• Your task: Please pick up the summary of model inversion attacks on vision-language models after its "Core Problem" section and continue writing it.

• Extracted text:
begin

Skip to content

Do Vision-Language Models Leak What They Learn? Adaptive Token-Weighted Model Inversion Attacks

Conference: CVPR 2026
arXiv: 2508.04097
Code: https://ngoc-nguyen-0.github.io/SMI_AW/
Area: Multimodal VLM / AI Security
Keywords: Model Inversion Attack, VLM Privacy Leakage, Adaptive Token Weighting, Visual Attention Guidance, Training Data Reconstruction

TL;DR

This paper presents the first systematic study of Model Inversion (MI) attacks on VLMs. It proposes a set of inversion strategies tailored for token generation characteristics (TMI/TMI-C/SMI) and the SMI-AW method, which dynamically weights token gradient contributions based on visual attention intensity. The approach achieves a human-evaluated attack accuracy of up to 61.21% across 4 VLMs and 3 datasets, revealing significant privacy risks regarding training data in VLMs.

Background & Motivation

Model Inversion (MI) attacks aim to reconstruct private training data from a trained model and have been extensively studied in unimodal DNNs, particularly face recognition. However, VLMs possess unique characteristics that render traditional MI inapplicable:

  1. VLM outputs are token sequences rather than class labels, requiring new inversion objective functions.
  2. VLMs consist of multiple modules (visual encoder, projection layer, language model), where visual encoders are often frozen—meaning private information is primarily embedded in the language model and projection layer parameters.
  3. Different output tokens exhibit varying degrees of dependence on visual input—some are strongly visually grounded, while others are driven solely by linguistic context.

As VLMs are deployed in sensitive domains like healthcare and finance, understanding their privacy risks is urgent.

Core Problem

Are VLMs as susceptible to model inversion attacks as unimodal DNNs? How can effective MI attack methods be designed to account for the token generation characteristics of VLMs?

end

Lists of boxed layout items
begin

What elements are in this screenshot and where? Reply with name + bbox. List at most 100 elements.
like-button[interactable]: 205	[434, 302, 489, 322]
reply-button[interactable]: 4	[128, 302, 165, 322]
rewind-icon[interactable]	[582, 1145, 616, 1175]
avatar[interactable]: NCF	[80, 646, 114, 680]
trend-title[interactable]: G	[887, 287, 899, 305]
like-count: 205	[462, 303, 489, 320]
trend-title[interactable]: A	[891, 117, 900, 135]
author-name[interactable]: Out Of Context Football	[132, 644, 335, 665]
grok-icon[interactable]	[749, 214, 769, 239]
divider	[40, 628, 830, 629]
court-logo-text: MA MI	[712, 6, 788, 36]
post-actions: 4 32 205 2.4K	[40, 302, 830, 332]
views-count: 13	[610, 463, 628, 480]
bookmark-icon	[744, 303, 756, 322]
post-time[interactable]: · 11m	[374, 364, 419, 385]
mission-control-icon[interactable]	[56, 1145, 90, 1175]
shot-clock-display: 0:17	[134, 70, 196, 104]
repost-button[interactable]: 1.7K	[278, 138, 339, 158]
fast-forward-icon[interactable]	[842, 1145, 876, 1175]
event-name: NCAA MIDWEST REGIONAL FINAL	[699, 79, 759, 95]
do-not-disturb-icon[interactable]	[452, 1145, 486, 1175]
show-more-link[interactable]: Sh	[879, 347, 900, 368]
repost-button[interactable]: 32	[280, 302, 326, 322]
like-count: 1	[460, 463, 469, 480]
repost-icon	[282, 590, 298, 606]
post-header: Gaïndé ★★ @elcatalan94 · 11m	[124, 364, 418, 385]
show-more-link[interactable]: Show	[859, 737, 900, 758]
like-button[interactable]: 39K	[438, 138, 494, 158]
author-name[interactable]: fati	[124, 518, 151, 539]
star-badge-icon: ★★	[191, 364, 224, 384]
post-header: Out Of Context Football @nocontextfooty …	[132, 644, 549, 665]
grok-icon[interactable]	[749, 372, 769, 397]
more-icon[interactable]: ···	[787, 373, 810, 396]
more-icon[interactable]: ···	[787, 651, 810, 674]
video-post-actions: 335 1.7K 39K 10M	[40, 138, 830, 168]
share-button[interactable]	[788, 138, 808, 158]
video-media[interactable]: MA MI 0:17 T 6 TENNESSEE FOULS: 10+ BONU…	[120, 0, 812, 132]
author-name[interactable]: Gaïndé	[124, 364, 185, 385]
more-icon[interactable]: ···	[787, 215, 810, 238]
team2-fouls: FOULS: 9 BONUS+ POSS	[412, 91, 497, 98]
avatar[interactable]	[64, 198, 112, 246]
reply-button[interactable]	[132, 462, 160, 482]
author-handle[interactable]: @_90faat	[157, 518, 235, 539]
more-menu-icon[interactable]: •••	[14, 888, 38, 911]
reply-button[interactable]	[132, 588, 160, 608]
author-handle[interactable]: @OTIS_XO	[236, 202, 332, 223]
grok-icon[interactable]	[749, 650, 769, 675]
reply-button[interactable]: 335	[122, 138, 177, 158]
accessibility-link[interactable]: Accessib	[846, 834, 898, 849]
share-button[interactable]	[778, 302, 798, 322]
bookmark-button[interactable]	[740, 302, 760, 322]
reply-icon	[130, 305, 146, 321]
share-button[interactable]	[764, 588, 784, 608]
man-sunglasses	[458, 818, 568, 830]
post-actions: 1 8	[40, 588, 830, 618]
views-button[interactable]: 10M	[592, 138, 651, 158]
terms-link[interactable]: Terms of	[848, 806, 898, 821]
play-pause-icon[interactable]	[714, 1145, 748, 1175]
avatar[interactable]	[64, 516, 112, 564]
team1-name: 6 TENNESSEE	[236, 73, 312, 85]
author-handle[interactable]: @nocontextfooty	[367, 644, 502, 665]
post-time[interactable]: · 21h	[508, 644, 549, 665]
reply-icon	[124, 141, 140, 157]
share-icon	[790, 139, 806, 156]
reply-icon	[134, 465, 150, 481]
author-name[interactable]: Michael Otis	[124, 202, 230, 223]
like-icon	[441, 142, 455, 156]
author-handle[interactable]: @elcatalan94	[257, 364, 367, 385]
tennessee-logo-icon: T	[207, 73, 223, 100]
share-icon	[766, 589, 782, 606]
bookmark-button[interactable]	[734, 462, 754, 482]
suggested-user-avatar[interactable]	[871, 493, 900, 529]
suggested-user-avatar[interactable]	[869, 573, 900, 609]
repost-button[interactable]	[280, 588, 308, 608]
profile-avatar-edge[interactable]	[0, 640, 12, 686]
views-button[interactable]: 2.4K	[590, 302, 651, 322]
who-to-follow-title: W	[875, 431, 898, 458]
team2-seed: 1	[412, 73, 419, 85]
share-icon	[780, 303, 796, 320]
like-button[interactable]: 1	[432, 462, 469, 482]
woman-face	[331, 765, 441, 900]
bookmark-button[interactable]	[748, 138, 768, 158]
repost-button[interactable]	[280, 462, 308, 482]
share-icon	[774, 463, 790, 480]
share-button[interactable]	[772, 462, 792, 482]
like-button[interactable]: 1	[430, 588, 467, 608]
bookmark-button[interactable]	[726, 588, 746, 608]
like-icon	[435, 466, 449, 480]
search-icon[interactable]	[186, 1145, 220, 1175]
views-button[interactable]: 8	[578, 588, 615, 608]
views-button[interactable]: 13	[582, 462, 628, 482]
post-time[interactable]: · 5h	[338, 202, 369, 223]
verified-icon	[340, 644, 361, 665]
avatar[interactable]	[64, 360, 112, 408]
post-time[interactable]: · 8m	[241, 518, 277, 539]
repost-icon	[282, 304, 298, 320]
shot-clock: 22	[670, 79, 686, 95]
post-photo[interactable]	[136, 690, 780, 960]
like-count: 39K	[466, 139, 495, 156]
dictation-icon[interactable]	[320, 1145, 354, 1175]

end

• Exercise result:
Method

Overall Architecture

This is a white-box model inversion attack where the attacker possesses the full architecture, parameters, and attention maps of the VLM. The goal is to "reverse-engineer" private training images. Specifically, a latent code \(w\) is optimized in the StyleGAN2 latent space such that the generated image \(x = G(w)\), when fed to the VLM with a text prompt \(t\) (e.g., "Who is the person in the image?"), produces the target answer \(y\) (e.g., a specific name). The pipeline is an iterative optimization loop: Generate candidate image \(\to\) pass through VLM to obtain answer token sequence \(\to\) calculate inversion loss \(\to\) backpropagate to update \(w \to\) repeat \(N\) steps until the generated image consistently induces the target answer. The difficulty lies in how to aggregate the loss from a sequence of tokens into a single inversion signal. The authors incrementally refine this aggregation from token-wise to sequence-level to attention-weighted (SMI-AW).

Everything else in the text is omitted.